:: Work required ::
Can the data below be echoed back word for word?

:: Data shown ::
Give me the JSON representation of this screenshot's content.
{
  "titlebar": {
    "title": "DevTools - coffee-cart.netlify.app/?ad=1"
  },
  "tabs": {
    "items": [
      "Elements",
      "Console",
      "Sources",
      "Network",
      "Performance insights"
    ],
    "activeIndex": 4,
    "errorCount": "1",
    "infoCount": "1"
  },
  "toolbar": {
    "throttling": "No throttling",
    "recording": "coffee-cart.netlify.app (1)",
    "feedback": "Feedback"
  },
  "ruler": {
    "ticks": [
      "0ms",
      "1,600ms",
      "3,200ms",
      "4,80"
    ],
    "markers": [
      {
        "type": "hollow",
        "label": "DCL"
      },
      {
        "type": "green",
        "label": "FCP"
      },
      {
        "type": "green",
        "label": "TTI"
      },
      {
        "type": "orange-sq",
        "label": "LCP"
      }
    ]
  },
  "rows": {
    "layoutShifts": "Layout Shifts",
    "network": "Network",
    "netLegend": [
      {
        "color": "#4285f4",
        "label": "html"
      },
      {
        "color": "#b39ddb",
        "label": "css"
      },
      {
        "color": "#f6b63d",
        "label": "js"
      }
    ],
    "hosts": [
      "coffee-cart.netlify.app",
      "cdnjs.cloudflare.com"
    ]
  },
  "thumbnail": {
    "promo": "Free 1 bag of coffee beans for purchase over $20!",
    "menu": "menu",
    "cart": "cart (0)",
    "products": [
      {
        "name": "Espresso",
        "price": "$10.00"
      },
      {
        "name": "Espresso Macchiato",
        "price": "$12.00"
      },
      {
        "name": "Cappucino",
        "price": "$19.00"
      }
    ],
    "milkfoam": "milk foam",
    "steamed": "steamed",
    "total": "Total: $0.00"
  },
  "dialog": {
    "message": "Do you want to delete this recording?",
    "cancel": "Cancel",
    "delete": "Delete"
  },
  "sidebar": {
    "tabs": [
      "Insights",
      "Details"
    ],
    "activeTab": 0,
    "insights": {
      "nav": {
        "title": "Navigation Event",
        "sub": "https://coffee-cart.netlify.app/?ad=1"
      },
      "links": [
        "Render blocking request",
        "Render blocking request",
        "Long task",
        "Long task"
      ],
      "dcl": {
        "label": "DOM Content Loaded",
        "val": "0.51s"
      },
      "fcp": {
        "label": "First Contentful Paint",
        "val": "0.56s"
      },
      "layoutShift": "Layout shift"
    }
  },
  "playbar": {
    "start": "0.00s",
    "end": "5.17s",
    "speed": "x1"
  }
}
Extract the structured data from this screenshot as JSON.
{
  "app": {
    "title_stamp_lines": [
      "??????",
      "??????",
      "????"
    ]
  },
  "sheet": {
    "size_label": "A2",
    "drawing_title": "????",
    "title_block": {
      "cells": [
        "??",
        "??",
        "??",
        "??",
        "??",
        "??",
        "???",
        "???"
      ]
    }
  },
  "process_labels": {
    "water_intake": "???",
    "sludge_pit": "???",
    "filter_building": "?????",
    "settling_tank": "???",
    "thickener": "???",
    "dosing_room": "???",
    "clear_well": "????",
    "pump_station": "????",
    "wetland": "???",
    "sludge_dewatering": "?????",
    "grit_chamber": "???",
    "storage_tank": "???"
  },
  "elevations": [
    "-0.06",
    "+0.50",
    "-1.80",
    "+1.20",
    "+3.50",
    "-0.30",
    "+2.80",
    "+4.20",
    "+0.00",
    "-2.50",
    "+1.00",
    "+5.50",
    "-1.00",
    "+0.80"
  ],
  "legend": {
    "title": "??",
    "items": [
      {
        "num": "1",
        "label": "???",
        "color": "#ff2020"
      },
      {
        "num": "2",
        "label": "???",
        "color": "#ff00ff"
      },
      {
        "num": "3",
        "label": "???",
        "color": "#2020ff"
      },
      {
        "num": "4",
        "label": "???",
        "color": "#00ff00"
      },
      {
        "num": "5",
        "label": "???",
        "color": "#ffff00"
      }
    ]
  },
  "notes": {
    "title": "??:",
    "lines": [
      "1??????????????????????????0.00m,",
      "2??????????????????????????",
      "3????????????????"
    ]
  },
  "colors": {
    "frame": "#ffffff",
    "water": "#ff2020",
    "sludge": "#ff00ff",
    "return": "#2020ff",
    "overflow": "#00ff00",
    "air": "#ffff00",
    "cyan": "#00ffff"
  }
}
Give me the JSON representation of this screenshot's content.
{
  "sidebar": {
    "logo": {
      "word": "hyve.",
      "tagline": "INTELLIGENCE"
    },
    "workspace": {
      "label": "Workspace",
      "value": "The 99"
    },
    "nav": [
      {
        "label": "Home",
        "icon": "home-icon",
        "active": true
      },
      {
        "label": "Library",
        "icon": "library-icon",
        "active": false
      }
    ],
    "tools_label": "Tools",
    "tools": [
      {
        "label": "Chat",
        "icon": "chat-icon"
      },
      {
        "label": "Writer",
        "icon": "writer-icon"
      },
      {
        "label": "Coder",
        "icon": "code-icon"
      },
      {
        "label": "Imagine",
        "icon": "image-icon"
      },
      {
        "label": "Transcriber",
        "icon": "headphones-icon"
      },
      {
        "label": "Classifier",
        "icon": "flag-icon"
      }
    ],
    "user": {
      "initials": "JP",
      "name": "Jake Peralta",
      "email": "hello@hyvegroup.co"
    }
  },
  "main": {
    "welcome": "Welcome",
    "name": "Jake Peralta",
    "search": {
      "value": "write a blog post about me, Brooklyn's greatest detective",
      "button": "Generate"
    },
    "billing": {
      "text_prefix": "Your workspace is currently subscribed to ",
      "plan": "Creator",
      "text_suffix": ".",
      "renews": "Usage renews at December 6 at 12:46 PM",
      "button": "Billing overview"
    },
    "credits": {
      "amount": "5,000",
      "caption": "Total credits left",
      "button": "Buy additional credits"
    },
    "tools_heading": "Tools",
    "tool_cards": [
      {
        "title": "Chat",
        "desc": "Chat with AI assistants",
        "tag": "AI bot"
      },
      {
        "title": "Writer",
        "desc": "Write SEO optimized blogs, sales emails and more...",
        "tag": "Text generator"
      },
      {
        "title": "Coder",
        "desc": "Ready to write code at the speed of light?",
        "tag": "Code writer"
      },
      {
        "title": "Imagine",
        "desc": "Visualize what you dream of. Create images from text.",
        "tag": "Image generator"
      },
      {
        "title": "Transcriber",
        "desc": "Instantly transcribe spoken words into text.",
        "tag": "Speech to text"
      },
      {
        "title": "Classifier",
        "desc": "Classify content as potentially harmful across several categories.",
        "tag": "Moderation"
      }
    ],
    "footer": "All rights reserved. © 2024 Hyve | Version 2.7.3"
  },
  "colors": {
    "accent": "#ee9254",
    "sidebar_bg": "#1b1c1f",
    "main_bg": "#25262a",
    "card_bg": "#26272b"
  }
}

:: Finished exercise ::
Give me the JSON representation of this screenshot's content.
{
  "titlebar": {
    "title": "DevTools - coffee-cart.netlify.app/?ad=1"
  },
  "tabs": {
    "items": [
      "Elements",
      "Console",
      "Sources",
      "Network",
      "Performance insights"
    ],
    "activeIndex": 4,
    "errorCount": "1",
    "infoCount": "1"
  },
  "toolbar": {
    "throttling": "No throttling",
    "recording": "coffee-cart.netlify.app (1)",
    "feedback": "Feedback"
  },
  "ruler": {
    "ticks": [
      "0ms",
      "1,600ms",
      "3,200ms",
      "4,80"
    ],
    "markers": [
      {
        "type": "hollow",
        "label": "DCL"
      },
      {
        "type": "green",
        "label": "FCP"
      },
      {
        "type": "green",
        "label": "TTI"
      },
      {
        "type": "orange-sq",
        "label": "LCP"
      }
    ]
  },
  "rows": {
    "layoutShifts": "Layout Shifts",
    "network": "Network",
    "netLegend": [
      {
        "color": "#4285f4",
        "label": "html"
      },
      {
        "color": "#b39ddb",
        "label": "css"
      },
      {
        "color": "#f6b63d",
        "label": "js"
      }
    ],
    "hosts": [
      "coffee-cart.netlify.app",
      "cdnjs.cloudflare.com"
    ]
  },
  "thumbnail": {
    "promo": "Free 1 bag of coffee beans for purchase over $20!",
    "menu": "menu",
    "cart": "cart (0)",
    "products": [
      {
        "name": "Espresso",
        "price": "$10.00"
      },
      {
        "name": "Espresso Macchiato",
        "price": "$12.00"
      },
      {
        "name": "Cappucino",
        "price": "$19.00"
      }
    ],
    "milkfoam": "milk foam",
    "steamed": "steamed",
    "total": "Total: $0.00"
  },
  "dialog": {
    "message": "Do you want to delete this recording?",
    "cancel": "Cancel",
    "delete": "Delete"
  },
  "sidebar": {
    "tabs": [
      "Insights",
      "Details"
    ],
    "activeTab": 0,
    "insights": {
      "nav": {
        "title": "Navigation Event",
        "sub": "https://coffee-cart.netlify.app/?ad=1"
      },
      "links": [
        "Render blocking request",
        "Render blocking request",
        "Long task",
        "Long task"
      ],
      "dcl": {
        "label": "DOM Content Loaded",
        "val": "0.51s"
      },
      "fcp": {
        "label": "First Contentful Paint",
        "val": "0.56s"
      },
      "layoutShift": "Layout shift"
    }
  },
  "playbar": {
    "start": "0.00s",
    "end": "5.17s",
    "speed": "x1"
  }
}
Extract the structured data from this screenshot as JSON.
{
  "app": {
    "title_stamp_lines": [
      "??????",
      "??????",
      "????"
    ]
  },
  "sheet": {
    "size_label": "A2",
    "drawing_title": "????",
    "title_block": {
      "cells": [
        "??",
        "??",
        "??",
        "??",
        "??",
        "??",
        "???",
        "???"
      ]
    }
  },
  "process_labels": {
    "water_intake": "???",
    "sludge_pit": "???",
    "filter_building": "?????",
    "settling_tank": "???",
    "thickener": "???",
    "dosing_room": "???",
    "clear_well": "????",
    "pump_station": "????",
    "wetland": "???",
    "sludge_dewatering": "?????",
    "grit_chamber": "???",
    "storage_tank": "???"
  },
  "elevations": [
    "-0.06",
    "+0.50",
    "-1.80",
    "+1.20",
    "+3.50",
    "-0.30",
    "+2.80",
    "+4.20",
    "+0.00",
    "-2.50",
    "+1.00",
    "+5.50",
    "-1.00",
    "+0.80"
  ],
  "legend": {
    "title": "??",
    "items": [
      {
        "num": "1",
        "label": "???",
        "color": "#ff2020"
      },
      {
        "num": "2",
        "label": "???",
        "color": "#ff00ff"
      },
      {
        "num": "3",
        "label": "???",
        "color": "#2020ff"
      },
      {
        "num": "4",
        "label": "???",
        "color": "#00ff00"
      },
      {
        "num": "5",
        "label": "???",
        "color": "#ffff00"
      }
    ]
  },
  "notes": {
    "title": "??:",
    "lines": [
      "1??????????????????????????0.00m,",
      "2??????????????????????????",
      "3????????????????"
    ]
  },
  "colors": {
    "frame": "#ffffff",
    "water": "#ff2020",
    "sludge": "#ff00ff",
    "return": "#2020ff",
    "overflow": "#00ff00",
    "air": "#ffff00",
    "cyan": "#00ffff"
  }
}
Give me the JSON representation of this screenshot's content.
{
  "sidebar": {
    "logo": {
      "word": "hyve.",
      "tagline": "INTELLIGENCE"
    },
    "workspace": {
      "label": "Workspace",
      "value": "The 99"
    },
    "nav": [
      {
        "label": "Home",
        "icon": "home-icon",
        "active": true
      },
      {
        "label": "Library",
        "icon": "library-icon",
        "active": false
      }
    ],
    "tools_label": "Tools",
    "tools": [
      {
        "label": "Chat",
        "icon": "chat-icon"
      },
      {
        "label": "Writer",
        "icon": "writer-icon"
      },
      {
        "label": "Coder",
        "icon": "code-icon"
      },
      {
        "label": "Imagine",
        "icon": "image-icon"
      },
      {
        "label": "Transcriber",
        "icon": "headphones-icon"
      },
      {
        "label": "Classifier",
        "icon": "flag-icon"
      }
    ],
    "user": {
      "initials": "JP",
      "name": "Jake Peralta",
      "email": "hello@hyvegroup.co"
    }
  },
  "main": {
    "welcome": "Welcome",
    "name": "Jake Peralta",
    "search": {
      "value": "write a blog post about me, Brooklyn's greatest detective",
      "button": "Generate"
    },
    "billing": {
      "text_prefix": "Your workspace is currently subscribed to ",
      "plan": "Creator",
      "text_suffix": ".",
      "renews": "Usage renews at December 6 at 12:46 PM",
      "button": "Billing overview"
    },
    "credits": {
      "amount": "5,000",
      "caption": "Total credits left",
      "button": "Buy additional credits"
    },
    "tools_heading": "Tools",
    "tool_cards": [
      {
        "title": "Chat",
        "desc": "Chat with AI assistants",
        "tag": "AI bot"
      },
      {
        "title": "Writer",
        "desc": "Write SEO optimized blogs, sales emails and more...",
        "tag": "Text generator"
      },
      {
        "title": "Coder",
        "desc": "Ready to write code at the speed of light?",
        "tag": "Code writer"
      },
      {
        "title": "Imagine",
        "desc": "Visualize what you dream of. Create images from text.",
        "tag": "Image generator"
      },
      {
        "title": "Transcriber",
        "desc": "Instantly transcribe spoken words into text.",
        "tag": "Speech to text"
      },
      {
        "title": "Classifier",
        "desc": "Classify content as potentially harmful across several categories.",
        "tag": "Moderation"
      }
    ],
    "footer": "All rights reserved. © 2024 Hyve | Version 2.7.3"
  },
  "colors": {
    "accent": "#ee9254",
    "sidebar_bg": "#1b1c1f",
    "main_bg": "#25262a",
    "card_bg": "#26272b"
  }
}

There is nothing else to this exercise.